DO THIS:
Repeat the listing below in full, exactly as it stands.

** Begin RECORDS SHOWN **

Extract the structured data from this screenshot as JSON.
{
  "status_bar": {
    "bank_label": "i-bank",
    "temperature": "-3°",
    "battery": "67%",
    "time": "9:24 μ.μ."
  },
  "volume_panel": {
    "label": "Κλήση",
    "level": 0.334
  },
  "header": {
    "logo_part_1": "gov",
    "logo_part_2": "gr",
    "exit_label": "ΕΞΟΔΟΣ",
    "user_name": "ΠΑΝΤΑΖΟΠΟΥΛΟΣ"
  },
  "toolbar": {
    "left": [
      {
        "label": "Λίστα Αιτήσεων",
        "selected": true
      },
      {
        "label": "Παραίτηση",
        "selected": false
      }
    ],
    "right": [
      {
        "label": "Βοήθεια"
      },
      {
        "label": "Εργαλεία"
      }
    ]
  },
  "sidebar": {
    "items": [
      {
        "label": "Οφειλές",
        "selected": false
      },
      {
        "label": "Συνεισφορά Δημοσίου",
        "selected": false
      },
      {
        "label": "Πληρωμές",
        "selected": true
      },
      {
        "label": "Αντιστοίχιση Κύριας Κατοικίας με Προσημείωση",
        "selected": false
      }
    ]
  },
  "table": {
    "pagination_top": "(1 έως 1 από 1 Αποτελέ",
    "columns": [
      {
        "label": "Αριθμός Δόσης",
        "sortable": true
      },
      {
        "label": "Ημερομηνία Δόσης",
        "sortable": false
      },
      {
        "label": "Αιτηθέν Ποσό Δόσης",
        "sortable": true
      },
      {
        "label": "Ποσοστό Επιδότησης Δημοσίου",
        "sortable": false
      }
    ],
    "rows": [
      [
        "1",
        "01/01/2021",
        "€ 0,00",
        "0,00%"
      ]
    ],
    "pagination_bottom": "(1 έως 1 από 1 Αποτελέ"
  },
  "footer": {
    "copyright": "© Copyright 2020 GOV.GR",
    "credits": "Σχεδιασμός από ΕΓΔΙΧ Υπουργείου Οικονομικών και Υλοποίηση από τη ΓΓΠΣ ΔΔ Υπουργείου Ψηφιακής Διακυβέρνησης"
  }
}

** End RECORDS SHOWN **

RESPONSE TO THE EXERCISE:
Extract the structured data from this screenshot as JSON.
{
  "status_bar": {
    "bank_label": "i-bank",
    "temperature": "-3°",
    "battery": "67%",
    "time": "9:24 μ.μ."
  },
  "volume_panel": {
    "label": "Κλήση",
    "level": 0.334
  },
  "header": {
    "logo_part_1": "gov",
    "logo_part_2": "gr",
    "exit_label": "ΕΞΟΔΟΣ",
    "user_name": "ΠΑΝΤΑΖΟΠΟΥΛΟΣ"
  },
  "toolbar": {
    "left": [
      {
        "label": "Λίστα Αιτήσεων",
        "selected": true
      },
      {
        "label": "Παραίτηση",
        "selected": false
      }
    ],
    "right": [
      {
        "label": "Βοήθεια"
      },
      {
        "label": "Εργαλεία"
      }
    ]
  },
  "sidebar": {
    "items": [
      {
        "label": "Οφειλές",
        "selected": false
      },
      {
        "label": "Συνεισφορά Δημοσίου",
        "selected": false
      },
      {
        "label": "Πληρωμές",
        "selected": true
      },
      {
        "label": "Αντιστοίχιση Κύριας Κατοικίας με Προσημείωση",
        "selected": false
      }
    ]
  },
  "table": {
    "pagination_top": "(1 έως 1 από 1 Αποτελέ",
    "columns": [
      {
        "label": "Αριθμός Δόσης",
        "sortable": true
      },
      {
        "label": "Ημερομηνία Δόσης",
        "sortable": false
      },
      {
        "label": "Αιτηθέν Ποσό Δόσης",
        "sortable": true
      },
      {
        "label": "Ποσοστό Επιδότησης Δημοσίου",
        "sortable": false
      }
    ],
    "rows": [
      [
        "1",
        "01/01/2021",
        "€ 0,00",
        "0,00%"
      ]
    ],
    "pagination_bottom": "(1 έως 1 από 1 Αποτελέ"
  },
  "footer": {
    "copyright": "© Copyright 2020 GOV.GR",
    "credits": "Σχεδιασμός από ΕΓΔΙΧ Υπουργείου Οικονομικών και Υλοποίηση από τη ΓΓΠΣ ΔΔ Υπουργείου Ψηφιακής Διακυβέρνησης"
  }
}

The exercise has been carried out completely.